WHAT YOU SHOULD DO ▸ Restate every entry word for word.

Records ▸
- - - - -

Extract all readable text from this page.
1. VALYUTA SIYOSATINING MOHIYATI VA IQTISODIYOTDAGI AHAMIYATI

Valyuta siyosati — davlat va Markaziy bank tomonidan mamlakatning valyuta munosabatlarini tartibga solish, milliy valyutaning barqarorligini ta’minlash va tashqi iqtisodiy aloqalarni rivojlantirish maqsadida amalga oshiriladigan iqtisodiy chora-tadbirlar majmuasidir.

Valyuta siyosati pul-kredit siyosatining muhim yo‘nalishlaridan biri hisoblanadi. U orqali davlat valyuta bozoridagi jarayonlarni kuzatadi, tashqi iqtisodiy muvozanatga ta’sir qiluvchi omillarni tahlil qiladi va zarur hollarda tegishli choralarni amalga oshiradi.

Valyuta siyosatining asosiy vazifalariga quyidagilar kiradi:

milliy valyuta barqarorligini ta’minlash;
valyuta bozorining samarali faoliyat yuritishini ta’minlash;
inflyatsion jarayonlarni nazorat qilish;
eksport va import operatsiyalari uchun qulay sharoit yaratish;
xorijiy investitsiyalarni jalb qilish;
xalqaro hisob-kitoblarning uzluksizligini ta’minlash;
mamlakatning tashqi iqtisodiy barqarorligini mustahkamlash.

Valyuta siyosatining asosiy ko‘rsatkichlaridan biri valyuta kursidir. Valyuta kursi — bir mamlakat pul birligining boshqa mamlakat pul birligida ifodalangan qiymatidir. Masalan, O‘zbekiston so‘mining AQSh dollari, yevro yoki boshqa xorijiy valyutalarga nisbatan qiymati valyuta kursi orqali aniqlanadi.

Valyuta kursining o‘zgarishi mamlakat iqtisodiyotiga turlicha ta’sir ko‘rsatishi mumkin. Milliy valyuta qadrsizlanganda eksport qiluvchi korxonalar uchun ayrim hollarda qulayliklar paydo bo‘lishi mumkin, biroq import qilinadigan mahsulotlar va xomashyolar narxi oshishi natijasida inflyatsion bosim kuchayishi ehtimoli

- - - - -

REPLY ▸
Extract all readable text from this page.
1. VALYUTA SIYOSATINING MOHIYATI VA IQTISODIYOTDAGI AHAMIYATI

Valyuta siyosati — davlat va Markaziy bank tomonidan mamlakatning valyuta munosabatlarini tartibga solish, milliy valyutaning barqarorligini ta’minlash va tashqi iqtisodiy aloqalarni rivojlantirish maqsadida amalga oshiriladigan iqtisodiy chora-tadbirlar majmuasidir.

Valyuta siyosati pul-kredit siyosatining muhim yo‘nalishlaridan biri hisoblanadi. U orqali davlat valyuta bozoridagi jarayonlarni kuzatadi, tashqi iqtisodiy muvozanatga ta’sir qiluvchi omillarni tahlil qiladi va zarur hollarda tegishli choralarni amalga oshiradi.

Valyuta siyosatining asosiy vazifalariga quyidagilar kiradi:

milliy valyuta barqarorligini ta’minlash;
valyuta bozorining samarali faoliyat yuritishini ta’minlash;
inflyatsion jarayonlarni nazorat qilish;
eksport va import operatsiyalari uchun qulay sharoit yaratish;
xorijiy investitsiyalarni jalb qilish;
xalqaro hisob-kitoblarning uzluksizligini ta’minlash;
mamlakatning tashqi iqtisodiy barqarorligini mustahkamlash.

Valyuta siyosatining asosiy ko‘rsatkichlaridan biri valyuta kursidir. Valyuta kursi — bir mamlakat pul birligining boshqa mamlakat pul birligida ifodalangan qiymatidir. Masalan, O‘zbekiston so‘mining AQSh dollari, yevro yoki boshqa xorijiy valyutalarga nisbatan qiymati valyuta kursi orqali aniqlanadi.

Valyuta kursining o‘zgarishi mamlakat iqtisodiyotiga turlicha ta’sir ko‘rsatishi mumkin. Milliy valyuta qadrsizlanganda eksport qiluvchi korxonalar uchun ayrim hollarda qulayliklar paydo bo‘lishi mumkin, biroq import qilinadigan mahsulotlar va xomashyolar narxi oshishi natijasida inflyatsion bosim kuchayishi ehtimoli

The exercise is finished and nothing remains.